ENTRIES PROVIDED:
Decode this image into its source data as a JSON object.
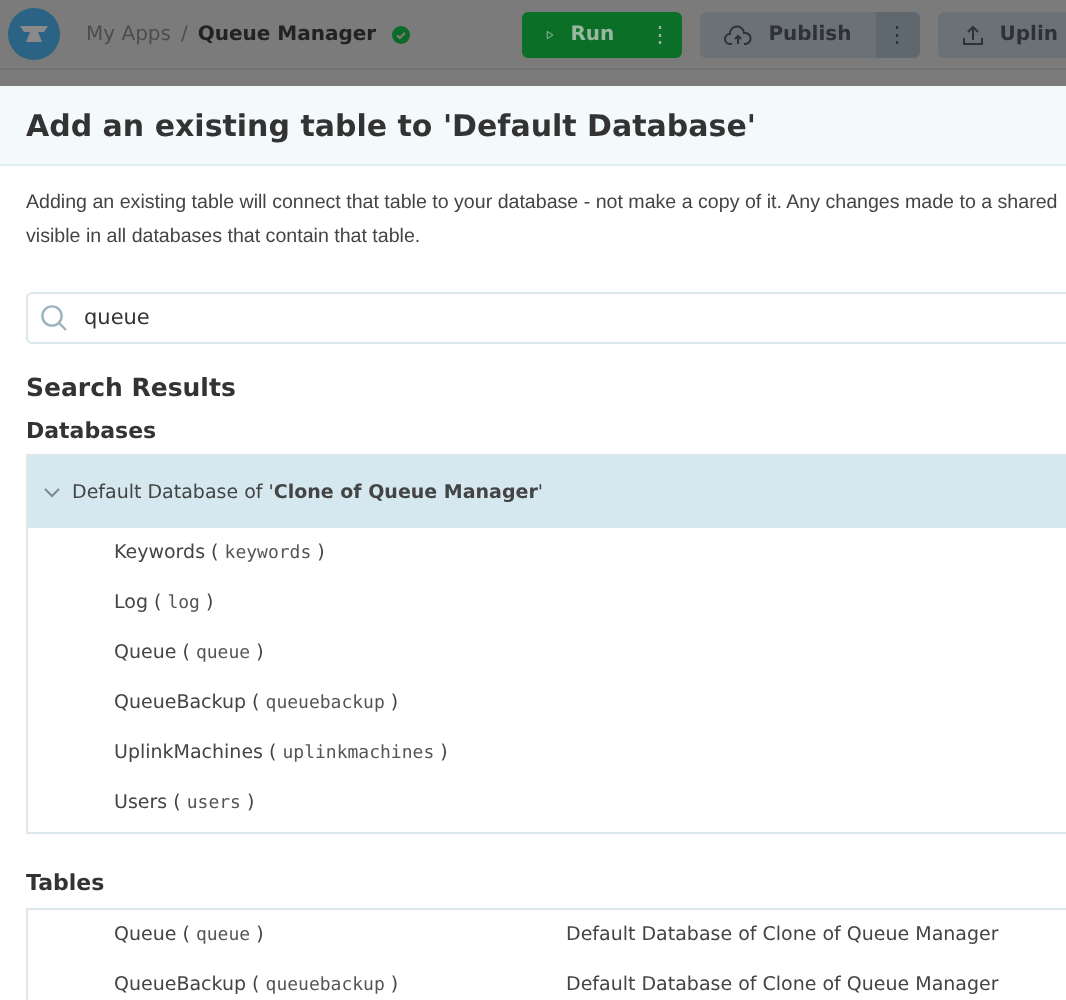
{
  "top_bar": {
    "breadcrumb": [
      "My Apps",
      "Queue Manager"
    ],
    "separator": "/",
    "menu_glyph": "⋮",
    "buttons": [
      {
        "kind": "run",
        "label": "Run"
      },
      {
        "kind": "publish",
        "label": "Publish"
      },
      {
        "kind": "uplink",
        "label": "Uplin"
      }
    ]
  },
  "dialog": {
    "title": "Add an existing table to 'Default Database'",
    "description_lines": [
      "Adding an existing table will connect that table to your database - not make a copy of it. Any changes made to a shared",
      "visible in all databases that contain that table."
    ],
    "brackets": [
      "(",
      ")"
    ],
    "search": {
      "value": "queue"
    },
    "results_heading": "Search Results",
    "databases_heading": "Databases",
    "databases": [
      {
        "label": "Default Database of '**Clone of Queue Manager**'",
        "expanded": true,
        "children": [
          {
            "name": "Keywords",
            "id": "keywords"
          },
          {
            "name": "Log",
            "id": "log"
          },
          {
            "name": "Queue",
            "id": "queue"
          },
          {
            "name": "QueueBackup",
            "id": "queuebackup"
          },
          {
            "name": "UplinkMachines",
            "id": "uplinkmachines"
          },
          {
            "name": "Users",
            "id": "users"
          }
        ]
      }
    ],
    "tables_heading": "Tables",
    "tables": [
      {
        "name": "Queue",
        "id": "queue",
        "database": "Default Database of Clone of Queue Manager"
      },
      {
        "name": "QueueBackup",
        "id": "queuebackup",
        "database": "Default Database of Clone of Queue Manager"
      }
    ]
  }
}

EXERCISE DIRECTIONS:
Write out the material above again, word for word, minus its pictures.

REPLY:
Decode this image into its source data as a JSON object.
{
  "top_bar": {
    "breadcrumb": [
      "My Apps",
      "Queue Manager"
    ],
    "separator": "/",
    "menu_glyph": "⋮",
    "buttons": [
      {
        "kind": "run",
        "label": "Run"
      },
      {
        "kind": "publish",
        "label": "Publish"
      },
      {
        "kind": "uplink",
        "label": "Uplin"
      }
    ]
  },
  "dialog": {
    "title": "Add an existing table to 'Default Database'",
    "description_lines": [
      "Adding an existing table will connect that table to your database - not make a copy of it. Any changes made to a shared",
      "visible in all databases that contain that table."
    ],
    "brackets": [
      "(",
      ")"
    ],
    "search": {
      "value": "queue"
    },
    "results_heading": "Search Results",
    "databases_heading": "Databases",
    "databases": [
      {
        "label": "Default Database of '**Clone of Queue Manager**'",
        "expanded": true,
        "children": [
          {
            "name": "Keywords",
            "id": "keywords"
          },
          {
            "name": "Log",
            "id": "log"
          },
          {
            "name": "Queue",
            "id": "queue"
          },
          {
            "name": "QueueBackup",
            "id": "queuebackup"
          },
          {
            "name": "UplinkMachines",
            "id": "uplinkmachines"
          },
          {
            "name": "Users",
            "id": "users"
          }
        ]
      }
    ],
    "tables_heading": "Tables",
    "tables": [
      {
        "name": "Queue",
        "id": "queue",
        "database": "Default Database of Clone of Queue Manager"
      },
      {
        "name": "QueueBackup",
        "id": "queuebackup",
        "database": "Default Database of Clone of Queue Manager"
      }
    ]
  }
}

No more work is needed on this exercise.